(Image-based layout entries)
%%
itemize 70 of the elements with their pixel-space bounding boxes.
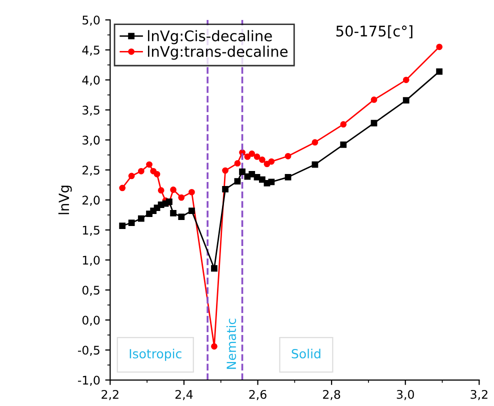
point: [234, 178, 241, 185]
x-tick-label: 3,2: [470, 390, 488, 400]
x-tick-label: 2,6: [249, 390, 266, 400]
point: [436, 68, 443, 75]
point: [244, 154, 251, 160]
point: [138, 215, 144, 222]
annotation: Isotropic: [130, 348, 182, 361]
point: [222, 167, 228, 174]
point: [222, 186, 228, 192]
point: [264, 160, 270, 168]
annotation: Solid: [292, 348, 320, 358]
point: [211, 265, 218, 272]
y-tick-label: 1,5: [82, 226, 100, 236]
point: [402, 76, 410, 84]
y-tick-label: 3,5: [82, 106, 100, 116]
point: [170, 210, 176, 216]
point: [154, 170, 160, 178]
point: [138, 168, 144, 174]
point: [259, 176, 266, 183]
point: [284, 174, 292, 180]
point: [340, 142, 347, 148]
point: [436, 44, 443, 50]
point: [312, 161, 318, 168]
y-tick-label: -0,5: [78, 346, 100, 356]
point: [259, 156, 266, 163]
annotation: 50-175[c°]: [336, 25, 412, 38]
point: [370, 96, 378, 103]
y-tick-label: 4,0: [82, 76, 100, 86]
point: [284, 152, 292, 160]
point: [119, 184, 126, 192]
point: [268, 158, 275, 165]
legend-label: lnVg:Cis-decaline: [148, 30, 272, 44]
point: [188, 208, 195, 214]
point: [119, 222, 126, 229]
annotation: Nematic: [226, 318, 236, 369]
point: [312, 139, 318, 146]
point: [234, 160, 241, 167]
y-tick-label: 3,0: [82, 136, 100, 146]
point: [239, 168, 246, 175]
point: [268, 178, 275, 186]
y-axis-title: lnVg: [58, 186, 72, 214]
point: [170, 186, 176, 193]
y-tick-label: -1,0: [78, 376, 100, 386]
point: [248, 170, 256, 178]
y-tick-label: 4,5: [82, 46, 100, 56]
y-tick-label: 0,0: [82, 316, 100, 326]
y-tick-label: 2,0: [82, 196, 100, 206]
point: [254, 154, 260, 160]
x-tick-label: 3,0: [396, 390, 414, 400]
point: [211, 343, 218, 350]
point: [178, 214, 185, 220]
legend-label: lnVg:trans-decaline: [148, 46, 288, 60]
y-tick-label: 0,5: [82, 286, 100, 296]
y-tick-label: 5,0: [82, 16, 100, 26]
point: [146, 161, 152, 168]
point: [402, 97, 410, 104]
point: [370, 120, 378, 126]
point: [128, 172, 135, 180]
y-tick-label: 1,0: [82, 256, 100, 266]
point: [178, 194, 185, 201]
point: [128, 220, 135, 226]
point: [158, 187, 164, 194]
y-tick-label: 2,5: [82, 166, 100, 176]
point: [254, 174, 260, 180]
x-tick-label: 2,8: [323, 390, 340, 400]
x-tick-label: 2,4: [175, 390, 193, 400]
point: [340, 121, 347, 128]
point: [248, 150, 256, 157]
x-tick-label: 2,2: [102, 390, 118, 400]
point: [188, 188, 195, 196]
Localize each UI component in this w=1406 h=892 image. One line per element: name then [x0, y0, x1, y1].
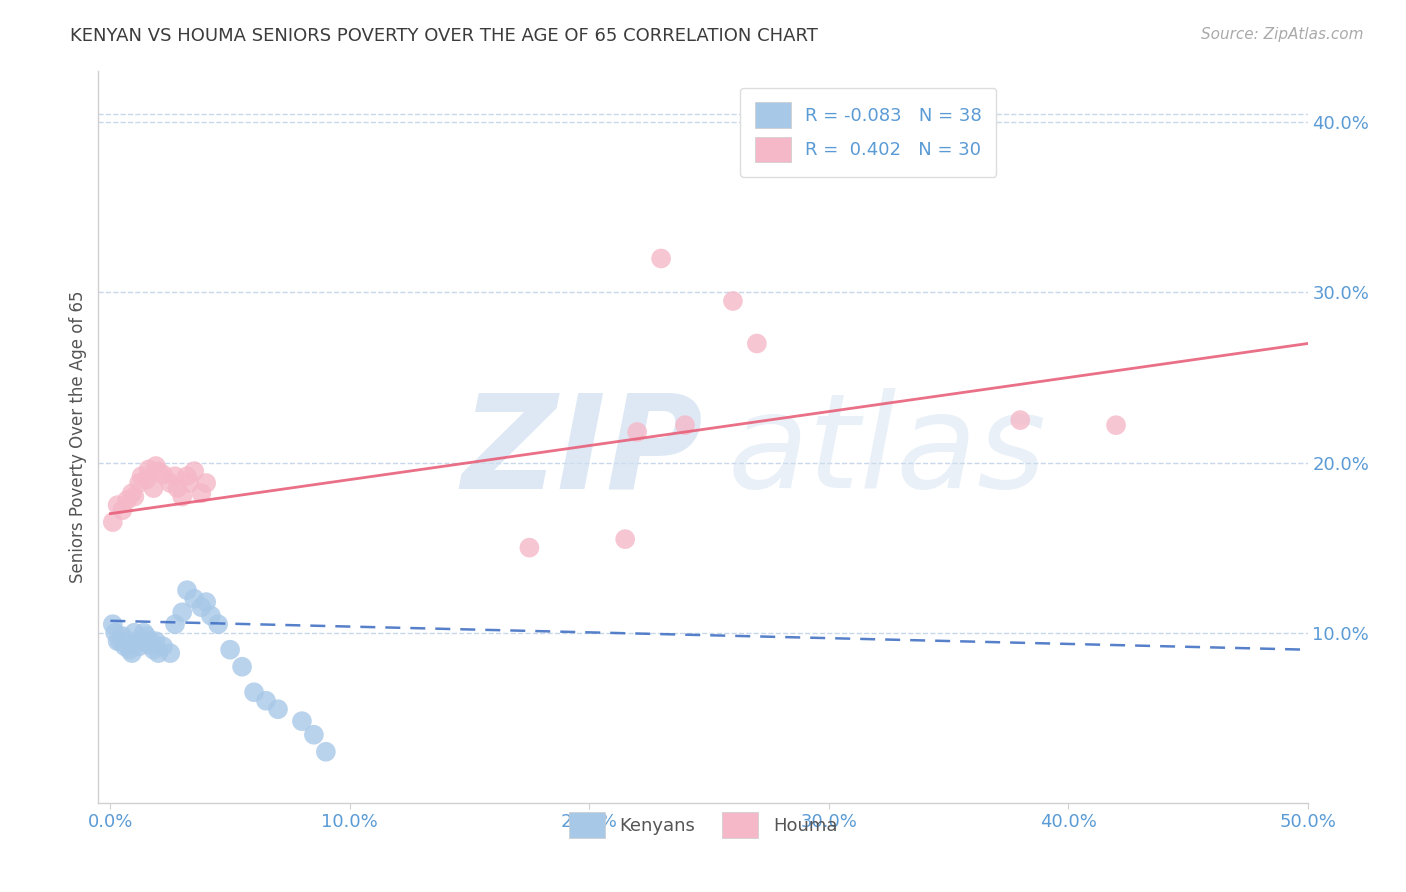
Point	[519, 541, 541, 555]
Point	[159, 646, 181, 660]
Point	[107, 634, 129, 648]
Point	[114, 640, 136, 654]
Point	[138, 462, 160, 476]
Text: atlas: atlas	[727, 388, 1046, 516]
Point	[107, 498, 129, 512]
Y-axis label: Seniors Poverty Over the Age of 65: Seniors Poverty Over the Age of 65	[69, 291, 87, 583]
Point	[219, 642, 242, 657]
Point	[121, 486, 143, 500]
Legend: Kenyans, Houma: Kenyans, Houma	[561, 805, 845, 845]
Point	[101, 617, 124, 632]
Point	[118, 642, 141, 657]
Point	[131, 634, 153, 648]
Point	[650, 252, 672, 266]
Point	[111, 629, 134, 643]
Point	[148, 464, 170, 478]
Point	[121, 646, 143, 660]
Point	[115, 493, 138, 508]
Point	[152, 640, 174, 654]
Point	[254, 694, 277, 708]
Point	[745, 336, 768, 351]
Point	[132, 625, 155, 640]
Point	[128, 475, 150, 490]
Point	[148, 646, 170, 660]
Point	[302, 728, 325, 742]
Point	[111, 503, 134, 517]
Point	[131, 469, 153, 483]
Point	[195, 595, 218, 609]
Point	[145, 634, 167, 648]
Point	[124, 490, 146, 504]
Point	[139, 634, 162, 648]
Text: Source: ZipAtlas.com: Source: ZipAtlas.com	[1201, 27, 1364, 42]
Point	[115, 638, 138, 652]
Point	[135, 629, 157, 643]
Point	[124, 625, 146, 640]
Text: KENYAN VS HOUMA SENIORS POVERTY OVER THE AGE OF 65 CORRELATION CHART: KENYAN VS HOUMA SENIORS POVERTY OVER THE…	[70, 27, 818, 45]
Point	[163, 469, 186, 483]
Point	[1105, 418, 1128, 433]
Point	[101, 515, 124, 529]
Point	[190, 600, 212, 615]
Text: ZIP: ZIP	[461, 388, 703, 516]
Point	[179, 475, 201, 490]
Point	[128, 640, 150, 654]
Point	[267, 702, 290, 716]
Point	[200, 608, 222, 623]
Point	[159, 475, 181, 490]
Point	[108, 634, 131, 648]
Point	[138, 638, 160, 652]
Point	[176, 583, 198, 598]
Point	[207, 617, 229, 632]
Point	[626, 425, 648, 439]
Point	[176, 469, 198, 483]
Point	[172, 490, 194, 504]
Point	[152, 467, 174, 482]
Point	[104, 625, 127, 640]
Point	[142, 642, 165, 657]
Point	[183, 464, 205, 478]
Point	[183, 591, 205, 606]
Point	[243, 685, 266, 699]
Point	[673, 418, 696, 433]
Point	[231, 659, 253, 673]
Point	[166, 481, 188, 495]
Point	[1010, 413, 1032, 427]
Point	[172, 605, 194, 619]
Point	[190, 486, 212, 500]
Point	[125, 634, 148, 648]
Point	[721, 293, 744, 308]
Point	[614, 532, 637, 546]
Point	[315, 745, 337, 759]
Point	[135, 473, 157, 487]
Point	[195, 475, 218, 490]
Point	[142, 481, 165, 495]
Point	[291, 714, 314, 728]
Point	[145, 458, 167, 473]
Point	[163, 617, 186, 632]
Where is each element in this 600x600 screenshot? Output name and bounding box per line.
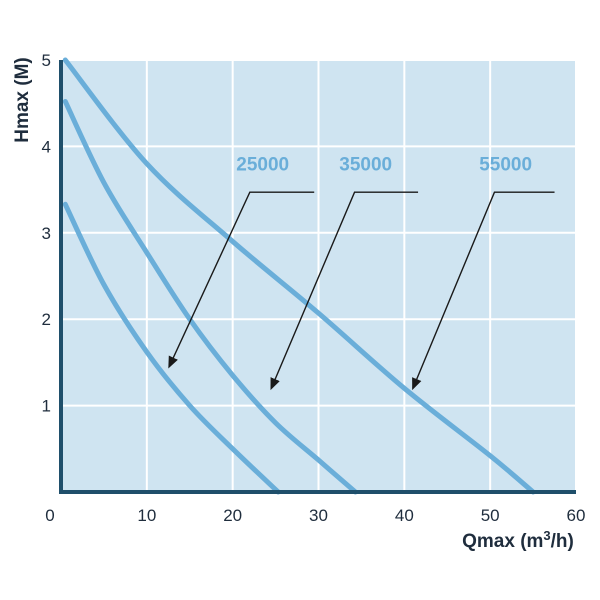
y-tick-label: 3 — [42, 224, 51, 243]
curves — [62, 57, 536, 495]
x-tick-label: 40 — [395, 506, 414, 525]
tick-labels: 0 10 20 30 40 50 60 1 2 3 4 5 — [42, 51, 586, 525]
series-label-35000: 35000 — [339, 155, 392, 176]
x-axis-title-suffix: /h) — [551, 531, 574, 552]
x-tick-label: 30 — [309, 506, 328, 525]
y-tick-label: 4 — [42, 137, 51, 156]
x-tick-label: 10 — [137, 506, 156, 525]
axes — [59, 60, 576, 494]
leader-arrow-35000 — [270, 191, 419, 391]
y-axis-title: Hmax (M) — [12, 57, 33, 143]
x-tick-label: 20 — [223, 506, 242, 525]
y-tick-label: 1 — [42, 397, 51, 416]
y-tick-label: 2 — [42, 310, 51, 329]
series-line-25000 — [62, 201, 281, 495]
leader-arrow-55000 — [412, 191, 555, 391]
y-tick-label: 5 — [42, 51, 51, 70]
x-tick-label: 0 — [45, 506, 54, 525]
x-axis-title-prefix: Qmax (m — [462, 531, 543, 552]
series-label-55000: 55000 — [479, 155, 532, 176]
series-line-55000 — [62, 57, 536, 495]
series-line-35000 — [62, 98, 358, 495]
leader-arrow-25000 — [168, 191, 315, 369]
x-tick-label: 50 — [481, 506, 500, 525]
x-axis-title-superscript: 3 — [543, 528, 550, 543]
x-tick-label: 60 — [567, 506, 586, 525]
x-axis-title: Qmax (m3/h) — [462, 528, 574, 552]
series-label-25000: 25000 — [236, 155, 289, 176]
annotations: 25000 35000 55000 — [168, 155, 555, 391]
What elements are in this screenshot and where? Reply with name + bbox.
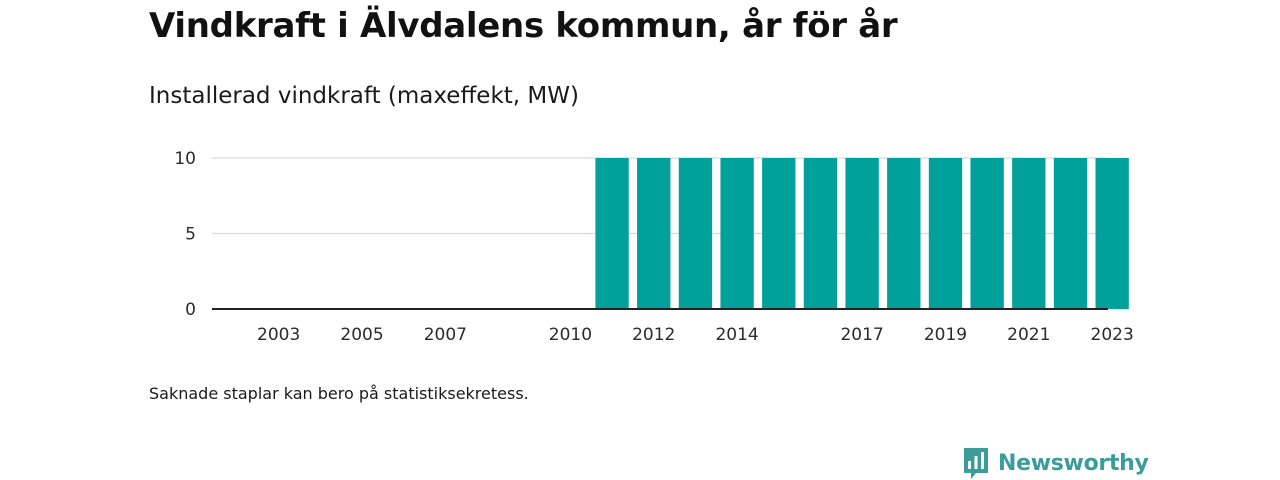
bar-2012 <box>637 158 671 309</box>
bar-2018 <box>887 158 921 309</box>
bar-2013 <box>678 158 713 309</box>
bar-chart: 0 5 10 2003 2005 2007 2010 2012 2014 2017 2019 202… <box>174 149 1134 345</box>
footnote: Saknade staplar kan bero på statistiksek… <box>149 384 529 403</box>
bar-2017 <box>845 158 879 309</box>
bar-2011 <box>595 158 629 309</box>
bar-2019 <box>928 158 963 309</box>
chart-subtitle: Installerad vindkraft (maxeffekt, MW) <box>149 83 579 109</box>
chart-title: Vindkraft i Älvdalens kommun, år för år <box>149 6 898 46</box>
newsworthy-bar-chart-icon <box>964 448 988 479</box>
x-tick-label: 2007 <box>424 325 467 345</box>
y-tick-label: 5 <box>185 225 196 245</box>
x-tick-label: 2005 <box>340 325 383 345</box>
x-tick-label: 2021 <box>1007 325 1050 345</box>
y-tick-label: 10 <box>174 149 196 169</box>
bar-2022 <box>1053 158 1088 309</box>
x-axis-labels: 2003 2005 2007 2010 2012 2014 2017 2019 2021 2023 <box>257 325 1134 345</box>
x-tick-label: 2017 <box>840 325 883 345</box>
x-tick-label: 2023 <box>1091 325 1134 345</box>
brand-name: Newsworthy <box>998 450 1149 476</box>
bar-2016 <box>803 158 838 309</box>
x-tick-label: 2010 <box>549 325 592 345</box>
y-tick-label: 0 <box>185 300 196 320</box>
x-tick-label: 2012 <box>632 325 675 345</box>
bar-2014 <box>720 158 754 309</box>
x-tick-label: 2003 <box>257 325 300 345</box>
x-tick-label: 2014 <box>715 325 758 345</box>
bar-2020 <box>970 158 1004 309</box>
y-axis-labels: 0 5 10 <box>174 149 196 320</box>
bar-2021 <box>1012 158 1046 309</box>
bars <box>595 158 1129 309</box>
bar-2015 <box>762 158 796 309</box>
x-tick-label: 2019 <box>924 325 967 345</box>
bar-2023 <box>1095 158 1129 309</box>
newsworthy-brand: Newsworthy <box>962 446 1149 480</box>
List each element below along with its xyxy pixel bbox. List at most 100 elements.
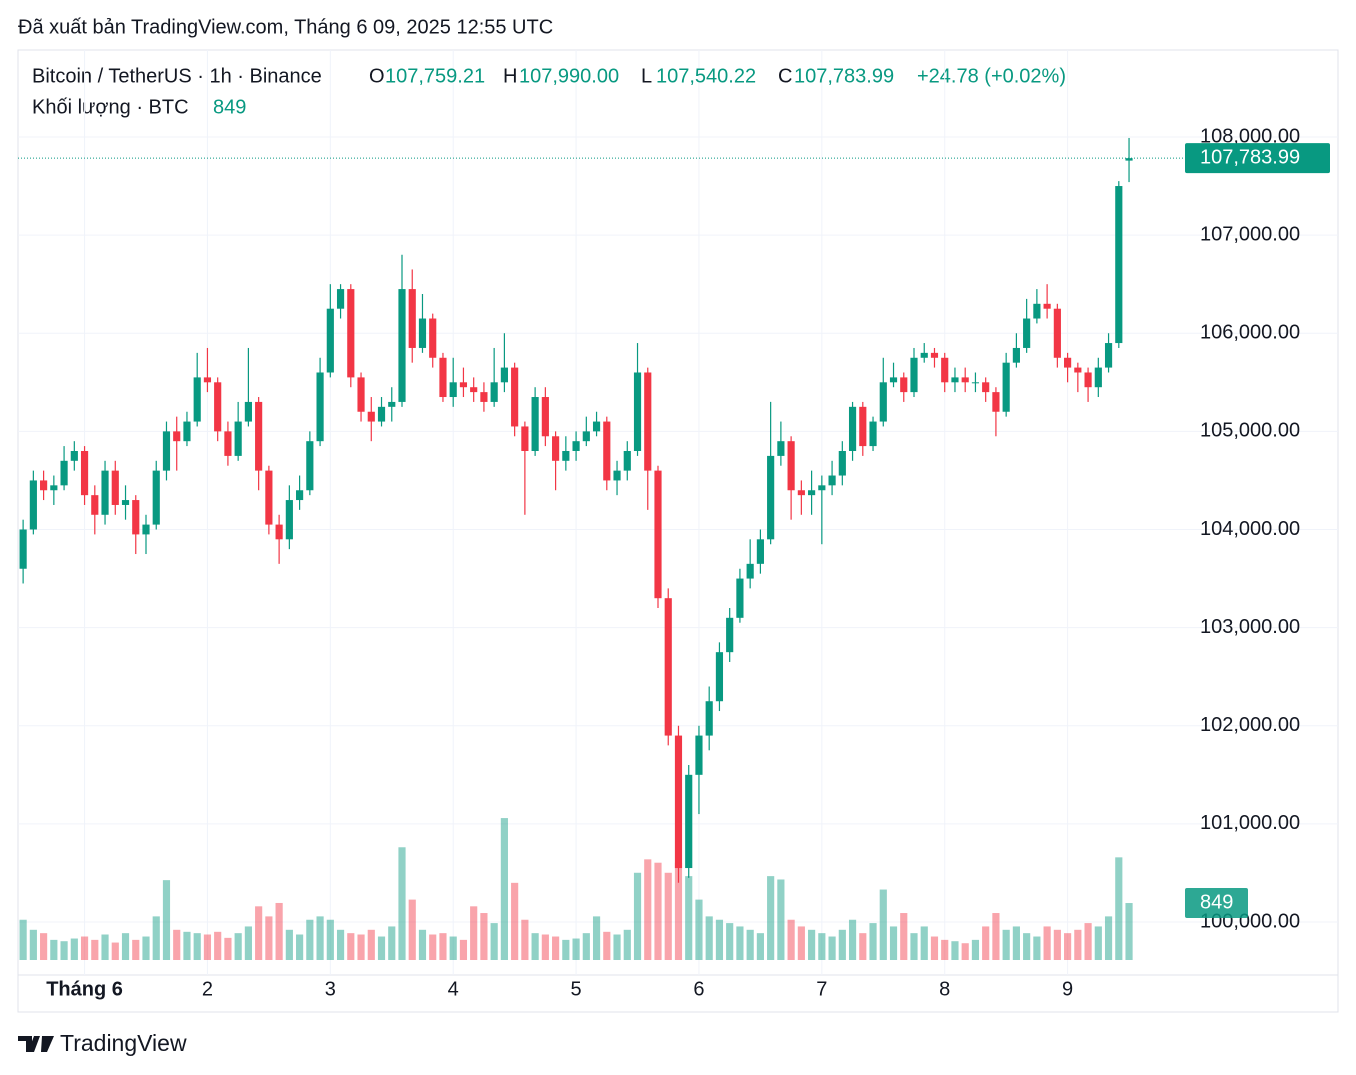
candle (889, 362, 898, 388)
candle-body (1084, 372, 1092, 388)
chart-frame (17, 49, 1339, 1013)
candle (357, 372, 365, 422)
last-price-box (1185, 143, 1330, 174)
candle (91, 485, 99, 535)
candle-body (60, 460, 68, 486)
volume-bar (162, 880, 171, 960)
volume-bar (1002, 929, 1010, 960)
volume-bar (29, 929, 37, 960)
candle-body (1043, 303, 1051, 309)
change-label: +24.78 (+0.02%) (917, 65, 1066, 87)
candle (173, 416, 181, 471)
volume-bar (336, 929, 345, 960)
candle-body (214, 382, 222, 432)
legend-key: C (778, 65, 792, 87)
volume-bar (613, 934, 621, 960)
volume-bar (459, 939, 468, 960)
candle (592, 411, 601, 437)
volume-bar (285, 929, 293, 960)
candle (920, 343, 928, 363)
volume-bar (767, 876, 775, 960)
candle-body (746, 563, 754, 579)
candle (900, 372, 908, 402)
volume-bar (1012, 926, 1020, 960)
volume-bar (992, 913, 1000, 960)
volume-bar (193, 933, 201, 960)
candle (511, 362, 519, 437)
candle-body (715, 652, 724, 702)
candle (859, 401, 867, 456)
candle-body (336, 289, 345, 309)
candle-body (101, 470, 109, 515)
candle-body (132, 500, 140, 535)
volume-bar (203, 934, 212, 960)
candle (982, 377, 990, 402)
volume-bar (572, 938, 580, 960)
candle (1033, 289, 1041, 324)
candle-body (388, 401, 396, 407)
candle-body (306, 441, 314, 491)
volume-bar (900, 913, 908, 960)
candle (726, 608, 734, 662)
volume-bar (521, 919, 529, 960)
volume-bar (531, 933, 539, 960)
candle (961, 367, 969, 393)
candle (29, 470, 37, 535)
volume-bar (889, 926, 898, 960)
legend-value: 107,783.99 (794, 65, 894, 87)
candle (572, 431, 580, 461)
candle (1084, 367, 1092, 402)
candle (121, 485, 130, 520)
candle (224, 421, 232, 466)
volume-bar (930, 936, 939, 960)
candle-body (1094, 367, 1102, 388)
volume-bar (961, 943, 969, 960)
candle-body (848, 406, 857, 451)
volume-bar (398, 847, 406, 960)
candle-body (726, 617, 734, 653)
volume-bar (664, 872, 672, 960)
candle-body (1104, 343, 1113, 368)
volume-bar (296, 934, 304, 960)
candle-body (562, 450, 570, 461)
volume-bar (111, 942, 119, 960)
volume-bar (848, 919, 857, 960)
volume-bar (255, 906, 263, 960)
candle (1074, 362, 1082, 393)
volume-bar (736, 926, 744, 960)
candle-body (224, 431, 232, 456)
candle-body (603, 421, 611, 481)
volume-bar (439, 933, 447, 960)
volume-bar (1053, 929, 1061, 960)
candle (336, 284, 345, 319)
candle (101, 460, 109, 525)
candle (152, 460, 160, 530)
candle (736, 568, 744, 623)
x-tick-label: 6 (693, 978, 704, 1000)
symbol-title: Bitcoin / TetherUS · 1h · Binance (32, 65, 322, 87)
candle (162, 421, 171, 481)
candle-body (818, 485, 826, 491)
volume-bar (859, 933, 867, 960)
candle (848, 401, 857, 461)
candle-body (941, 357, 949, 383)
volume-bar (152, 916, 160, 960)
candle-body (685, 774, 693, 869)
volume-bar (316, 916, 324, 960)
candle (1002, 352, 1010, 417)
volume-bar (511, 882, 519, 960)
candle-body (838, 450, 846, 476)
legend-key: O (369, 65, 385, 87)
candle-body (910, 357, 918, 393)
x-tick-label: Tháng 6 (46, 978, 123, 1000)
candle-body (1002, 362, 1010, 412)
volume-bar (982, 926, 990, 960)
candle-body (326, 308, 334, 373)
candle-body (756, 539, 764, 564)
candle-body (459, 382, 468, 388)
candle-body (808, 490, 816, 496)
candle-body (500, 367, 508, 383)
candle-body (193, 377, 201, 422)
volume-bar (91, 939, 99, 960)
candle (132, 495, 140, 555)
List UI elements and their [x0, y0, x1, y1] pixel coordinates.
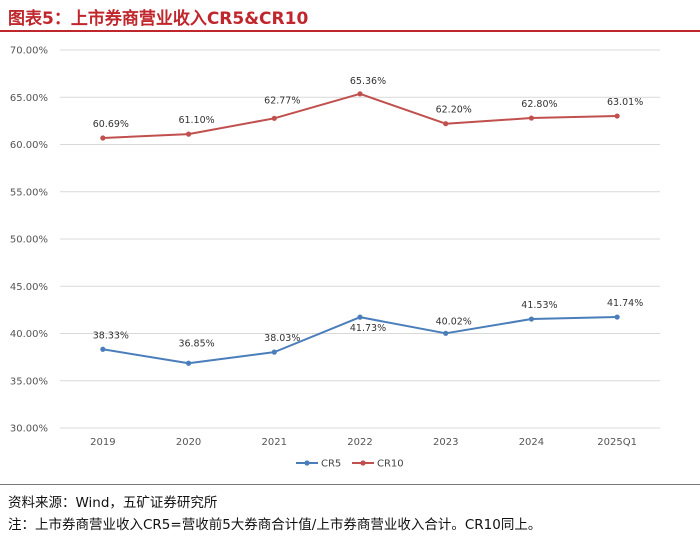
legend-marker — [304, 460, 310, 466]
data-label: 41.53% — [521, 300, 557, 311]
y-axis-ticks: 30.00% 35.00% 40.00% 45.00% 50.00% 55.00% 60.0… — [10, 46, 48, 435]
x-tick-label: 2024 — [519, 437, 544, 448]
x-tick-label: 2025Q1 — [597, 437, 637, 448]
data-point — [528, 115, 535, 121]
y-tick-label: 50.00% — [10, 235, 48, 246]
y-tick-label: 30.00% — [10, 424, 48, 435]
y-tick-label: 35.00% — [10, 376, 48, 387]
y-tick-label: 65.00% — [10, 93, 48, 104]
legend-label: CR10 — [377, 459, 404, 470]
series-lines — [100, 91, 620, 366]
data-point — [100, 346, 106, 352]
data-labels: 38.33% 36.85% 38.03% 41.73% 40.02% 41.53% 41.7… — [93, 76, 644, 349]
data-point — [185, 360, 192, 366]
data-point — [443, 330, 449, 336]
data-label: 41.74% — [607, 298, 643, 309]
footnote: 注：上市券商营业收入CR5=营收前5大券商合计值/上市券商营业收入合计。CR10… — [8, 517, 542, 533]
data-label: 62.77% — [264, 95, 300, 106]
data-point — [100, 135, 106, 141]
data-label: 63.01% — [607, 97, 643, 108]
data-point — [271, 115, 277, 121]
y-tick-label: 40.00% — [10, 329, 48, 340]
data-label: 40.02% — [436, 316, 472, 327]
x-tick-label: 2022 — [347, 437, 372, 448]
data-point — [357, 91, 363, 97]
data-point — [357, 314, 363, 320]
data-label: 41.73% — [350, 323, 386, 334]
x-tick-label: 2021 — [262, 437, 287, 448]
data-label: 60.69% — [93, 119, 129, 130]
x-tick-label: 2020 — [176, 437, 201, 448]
%%
» Set problem
In the listing, copy out word for word every line from the one containing "541, 541, 555]" through the one containing "490, 146, 504]", including both of those lines.

» Response to this task
Point	[519, 541, 541, 555]
Point	[159, 646, 181, 660]
Point	[107, 634, 129, 648]
Point	[114, 640, 136, 654]
Point	[138, 462, 160, 476]
Text: atlas: atlas	[727, 388, 1046, 516]
Point	[107, 498, 129, 512]
Y-axis label: Seniors Poverty Over the Age of 65: Seniors Poverty Over the Age of 65	[69, 291, 87, 583]
Point	[219, 642, 242, 657]
Point	[121, 486, 143, 500]
Legend: Kenyans, Houma: Kenyans, Houma	[561, 805, 845, 845]
Point	[101, 617, 124, 632]
Point	[118, 642, 141, 657]
Point	[131, 634, 153, 648]
Point	[650, 252, 672, 266]
Point	[111, 629, 134, 643]
Point	[148, 464, 170, 478]
Point	[121, 646, 143, 660]
Point	[115, 493, 138, 508]
Point	[152, 640, 174, 654]
Point	[254, 694, 277, 708]
Point	[745, 336, 768, 351]
Point	[132, 625, 155, 640]
Point	[128, 475, 150, 490]
Point	[148, 646, 170, 660]
Point	[302, 728, 325, 742]
Point	[111, 503, 134, 517]
Point	[131, 469, 153, 483]
Point	[195, 595, 218, 609]
Point	[145, 634, 167, 648]
Point	[124, 490, 146, 504]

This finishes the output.